=== Exercise requirements ===
Here are some records; copy every line that holds the word "khác".

[Records contained in a dataset]

##########

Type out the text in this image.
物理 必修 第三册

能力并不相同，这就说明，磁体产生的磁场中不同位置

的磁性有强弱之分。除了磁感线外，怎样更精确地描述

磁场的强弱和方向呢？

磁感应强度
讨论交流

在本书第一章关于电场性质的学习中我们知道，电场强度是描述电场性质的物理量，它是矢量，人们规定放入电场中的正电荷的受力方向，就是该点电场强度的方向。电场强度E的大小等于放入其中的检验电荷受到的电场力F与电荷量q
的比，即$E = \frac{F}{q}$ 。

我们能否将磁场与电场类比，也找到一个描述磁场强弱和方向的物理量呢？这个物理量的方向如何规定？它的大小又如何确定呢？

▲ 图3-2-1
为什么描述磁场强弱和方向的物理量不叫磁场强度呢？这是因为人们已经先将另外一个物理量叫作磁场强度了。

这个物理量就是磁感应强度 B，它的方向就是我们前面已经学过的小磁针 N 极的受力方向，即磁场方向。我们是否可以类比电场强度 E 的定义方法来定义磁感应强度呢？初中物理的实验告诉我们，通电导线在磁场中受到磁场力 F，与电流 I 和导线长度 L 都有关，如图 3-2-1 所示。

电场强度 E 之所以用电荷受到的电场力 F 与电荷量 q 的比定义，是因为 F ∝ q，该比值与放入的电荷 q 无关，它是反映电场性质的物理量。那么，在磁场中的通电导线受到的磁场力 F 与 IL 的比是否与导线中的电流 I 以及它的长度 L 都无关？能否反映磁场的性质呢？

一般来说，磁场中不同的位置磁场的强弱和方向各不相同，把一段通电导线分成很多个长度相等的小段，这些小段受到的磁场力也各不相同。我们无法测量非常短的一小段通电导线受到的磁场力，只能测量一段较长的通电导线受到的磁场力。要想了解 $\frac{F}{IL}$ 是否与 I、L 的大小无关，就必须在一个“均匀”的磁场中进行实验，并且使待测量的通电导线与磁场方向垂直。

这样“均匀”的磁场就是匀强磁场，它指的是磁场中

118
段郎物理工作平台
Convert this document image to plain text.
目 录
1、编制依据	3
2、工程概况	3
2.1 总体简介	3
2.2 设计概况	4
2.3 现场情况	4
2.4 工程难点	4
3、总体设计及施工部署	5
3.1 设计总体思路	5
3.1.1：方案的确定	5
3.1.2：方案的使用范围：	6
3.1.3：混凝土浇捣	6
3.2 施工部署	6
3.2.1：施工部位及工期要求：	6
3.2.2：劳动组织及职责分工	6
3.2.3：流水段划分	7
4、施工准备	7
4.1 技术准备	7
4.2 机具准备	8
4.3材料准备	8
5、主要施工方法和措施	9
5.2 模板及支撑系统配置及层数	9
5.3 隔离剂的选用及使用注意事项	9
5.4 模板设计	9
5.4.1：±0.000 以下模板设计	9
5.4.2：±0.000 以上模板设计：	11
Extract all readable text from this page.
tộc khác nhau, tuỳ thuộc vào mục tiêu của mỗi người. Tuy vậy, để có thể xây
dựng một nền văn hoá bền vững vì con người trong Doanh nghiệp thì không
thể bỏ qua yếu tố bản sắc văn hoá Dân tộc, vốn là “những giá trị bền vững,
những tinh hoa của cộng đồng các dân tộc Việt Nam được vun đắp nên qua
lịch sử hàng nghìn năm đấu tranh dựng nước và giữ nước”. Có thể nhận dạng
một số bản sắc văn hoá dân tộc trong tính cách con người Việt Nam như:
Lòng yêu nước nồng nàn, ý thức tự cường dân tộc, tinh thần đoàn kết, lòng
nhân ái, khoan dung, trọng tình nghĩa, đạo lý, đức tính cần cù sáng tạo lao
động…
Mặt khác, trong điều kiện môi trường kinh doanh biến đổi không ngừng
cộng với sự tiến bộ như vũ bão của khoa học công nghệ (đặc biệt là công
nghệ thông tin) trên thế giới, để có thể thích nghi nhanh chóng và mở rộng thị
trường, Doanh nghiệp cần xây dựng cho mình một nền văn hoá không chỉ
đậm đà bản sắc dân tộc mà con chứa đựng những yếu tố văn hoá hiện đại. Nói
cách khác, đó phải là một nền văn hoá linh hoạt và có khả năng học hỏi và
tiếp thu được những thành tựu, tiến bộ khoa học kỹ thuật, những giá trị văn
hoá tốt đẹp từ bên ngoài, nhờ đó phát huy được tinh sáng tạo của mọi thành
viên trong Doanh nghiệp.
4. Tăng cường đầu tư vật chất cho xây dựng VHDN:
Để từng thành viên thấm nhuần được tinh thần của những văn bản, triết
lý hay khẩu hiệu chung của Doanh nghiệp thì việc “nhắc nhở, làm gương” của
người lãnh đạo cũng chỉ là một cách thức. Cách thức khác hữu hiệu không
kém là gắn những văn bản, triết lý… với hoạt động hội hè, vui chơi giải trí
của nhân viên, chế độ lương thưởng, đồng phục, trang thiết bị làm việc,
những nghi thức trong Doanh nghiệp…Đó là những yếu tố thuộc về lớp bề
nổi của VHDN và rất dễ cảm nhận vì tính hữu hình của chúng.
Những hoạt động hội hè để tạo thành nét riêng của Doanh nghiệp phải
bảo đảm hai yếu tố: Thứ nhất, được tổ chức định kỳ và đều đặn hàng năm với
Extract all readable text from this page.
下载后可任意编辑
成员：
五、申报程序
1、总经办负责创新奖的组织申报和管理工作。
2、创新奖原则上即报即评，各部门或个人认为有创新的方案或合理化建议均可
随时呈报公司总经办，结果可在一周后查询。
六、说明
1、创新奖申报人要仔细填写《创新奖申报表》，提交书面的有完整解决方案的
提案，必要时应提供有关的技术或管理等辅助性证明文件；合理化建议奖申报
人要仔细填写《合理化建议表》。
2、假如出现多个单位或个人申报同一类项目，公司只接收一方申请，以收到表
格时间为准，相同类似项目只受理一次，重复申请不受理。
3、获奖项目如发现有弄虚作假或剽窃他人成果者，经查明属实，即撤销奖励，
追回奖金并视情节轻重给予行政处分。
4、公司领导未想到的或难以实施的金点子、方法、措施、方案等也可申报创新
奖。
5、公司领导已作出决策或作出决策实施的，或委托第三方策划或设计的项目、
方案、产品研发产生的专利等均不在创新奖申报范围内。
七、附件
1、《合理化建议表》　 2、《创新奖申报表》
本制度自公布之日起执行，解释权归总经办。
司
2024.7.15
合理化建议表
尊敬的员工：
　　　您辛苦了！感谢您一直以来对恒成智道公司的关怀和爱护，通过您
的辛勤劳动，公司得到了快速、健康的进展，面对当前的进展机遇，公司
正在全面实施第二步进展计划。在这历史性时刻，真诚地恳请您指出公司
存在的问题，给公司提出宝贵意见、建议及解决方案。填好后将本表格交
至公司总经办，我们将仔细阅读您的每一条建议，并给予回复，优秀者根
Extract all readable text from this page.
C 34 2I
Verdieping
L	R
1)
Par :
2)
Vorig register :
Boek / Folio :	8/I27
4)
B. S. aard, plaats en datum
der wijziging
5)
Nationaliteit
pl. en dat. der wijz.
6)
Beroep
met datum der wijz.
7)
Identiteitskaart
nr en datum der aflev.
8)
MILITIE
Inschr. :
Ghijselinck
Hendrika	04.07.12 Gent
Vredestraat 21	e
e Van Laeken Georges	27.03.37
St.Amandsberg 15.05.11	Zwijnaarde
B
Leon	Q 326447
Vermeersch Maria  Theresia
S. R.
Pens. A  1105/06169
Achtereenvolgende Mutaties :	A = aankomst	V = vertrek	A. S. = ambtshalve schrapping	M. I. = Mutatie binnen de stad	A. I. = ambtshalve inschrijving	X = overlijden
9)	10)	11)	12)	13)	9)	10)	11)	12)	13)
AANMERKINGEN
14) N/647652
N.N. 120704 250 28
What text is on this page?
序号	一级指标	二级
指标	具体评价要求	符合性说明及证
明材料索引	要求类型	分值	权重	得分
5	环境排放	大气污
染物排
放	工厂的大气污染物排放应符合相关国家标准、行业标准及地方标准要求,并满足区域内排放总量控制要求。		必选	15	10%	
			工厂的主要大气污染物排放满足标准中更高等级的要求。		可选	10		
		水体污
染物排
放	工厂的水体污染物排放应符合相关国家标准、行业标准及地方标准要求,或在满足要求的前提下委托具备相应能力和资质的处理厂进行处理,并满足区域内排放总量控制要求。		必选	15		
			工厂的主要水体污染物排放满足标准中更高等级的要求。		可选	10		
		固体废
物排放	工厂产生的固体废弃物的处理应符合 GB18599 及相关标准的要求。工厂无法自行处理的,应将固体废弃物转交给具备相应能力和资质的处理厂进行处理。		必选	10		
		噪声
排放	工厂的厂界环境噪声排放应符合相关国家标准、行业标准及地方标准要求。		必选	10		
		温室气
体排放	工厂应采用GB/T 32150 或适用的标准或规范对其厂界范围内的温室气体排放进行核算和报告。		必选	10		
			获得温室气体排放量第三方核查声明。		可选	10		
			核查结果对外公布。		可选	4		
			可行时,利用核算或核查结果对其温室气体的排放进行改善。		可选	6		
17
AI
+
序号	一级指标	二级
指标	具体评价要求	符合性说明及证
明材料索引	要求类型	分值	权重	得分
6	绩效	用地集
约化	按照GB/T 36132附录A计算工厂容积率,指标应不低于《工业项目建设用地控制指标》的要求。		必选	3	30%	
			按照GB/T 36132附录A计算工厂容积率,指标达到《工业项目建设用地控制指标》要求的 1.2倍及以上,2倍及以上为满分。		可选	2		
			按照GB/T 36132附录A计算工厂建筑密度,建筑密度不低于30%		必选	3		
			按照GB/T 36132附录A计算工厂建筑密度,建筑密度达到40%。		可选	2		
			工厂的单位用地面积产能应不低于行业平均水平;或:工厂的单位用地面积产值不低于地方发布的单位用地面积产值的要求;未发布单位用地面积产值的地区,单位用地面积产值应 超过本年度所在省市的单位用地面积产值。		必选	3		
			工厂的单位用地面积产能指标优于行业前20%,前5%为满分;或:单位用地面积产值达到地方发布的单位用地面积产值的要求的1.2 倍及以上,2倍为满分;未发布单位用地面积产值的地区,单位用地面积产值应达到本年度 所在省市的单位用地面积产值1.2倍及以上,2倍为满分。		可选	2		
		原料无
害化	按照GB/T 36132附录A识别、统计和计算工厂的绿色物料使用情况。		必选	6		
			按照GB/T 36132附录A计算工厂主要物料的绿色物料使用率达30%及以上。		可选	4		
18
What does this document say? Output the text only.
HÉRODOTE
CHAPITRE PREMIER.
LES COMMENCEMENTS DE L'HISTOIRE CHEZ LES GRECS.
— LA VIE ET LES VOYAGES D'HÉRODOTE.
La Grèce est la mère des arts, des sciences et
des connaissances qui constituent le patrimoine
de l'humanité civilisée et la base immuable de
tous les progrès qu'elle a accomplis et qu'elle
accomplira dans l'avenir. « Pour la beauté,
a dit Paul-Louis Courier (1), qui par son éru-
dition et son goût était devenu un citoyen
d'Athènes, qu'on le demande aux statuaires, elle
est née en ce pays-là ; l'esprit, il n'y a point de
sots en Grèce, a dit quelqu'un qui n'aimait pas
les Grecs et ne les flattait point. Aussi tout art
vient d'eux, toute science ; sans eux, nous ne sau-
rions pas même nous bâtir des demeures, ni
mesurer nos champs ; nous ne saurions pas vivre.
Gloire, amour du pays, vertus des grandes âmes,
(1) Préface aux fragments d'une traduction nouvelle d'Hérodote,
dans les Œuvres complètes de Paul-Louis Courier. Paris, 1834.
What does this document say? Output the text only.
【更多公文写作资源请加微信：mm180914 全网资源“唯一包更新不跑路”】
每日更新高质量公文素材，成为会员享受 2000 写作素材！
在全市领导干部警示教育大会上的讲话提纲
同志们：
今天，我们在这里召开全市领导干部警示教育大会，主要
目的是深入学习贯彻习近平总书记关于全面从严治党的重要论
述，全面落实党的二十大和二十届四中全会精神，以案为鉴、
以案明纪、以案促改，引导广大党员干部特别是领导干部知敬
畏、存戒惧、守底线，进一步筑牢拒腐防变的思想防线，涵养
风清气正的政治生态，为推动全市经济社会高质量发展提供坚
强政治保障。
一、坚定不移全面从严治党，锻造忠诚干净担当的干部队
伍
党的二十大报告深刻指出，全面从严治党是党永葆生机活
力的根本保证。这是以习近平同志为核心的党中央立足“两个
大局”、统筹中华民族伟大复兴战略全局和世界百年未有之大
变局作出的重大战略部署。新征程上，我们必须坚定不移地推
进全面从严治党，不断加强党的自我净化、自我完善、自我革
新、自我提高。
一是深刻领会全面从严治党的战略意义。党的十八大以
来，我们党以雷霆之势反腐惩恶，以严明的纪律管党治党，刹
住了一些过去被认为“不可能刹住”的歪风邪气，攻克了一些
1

##########

=== Exercise result ===
tộc khác nhau, tuỳ thuộc vào mục tiêu của mỗi người. Tuy vậy, để có thể xây
Mặt khác, trong điều kiện môi trường kinh doanh biến đổi không ngừng
cách khác, đó phải là một nền văn hoá linh hoạt và có khả năng học hỏi và
người lãnh đạo cũng chỉ là một cách thức. Cách thức khác hữu hiệu không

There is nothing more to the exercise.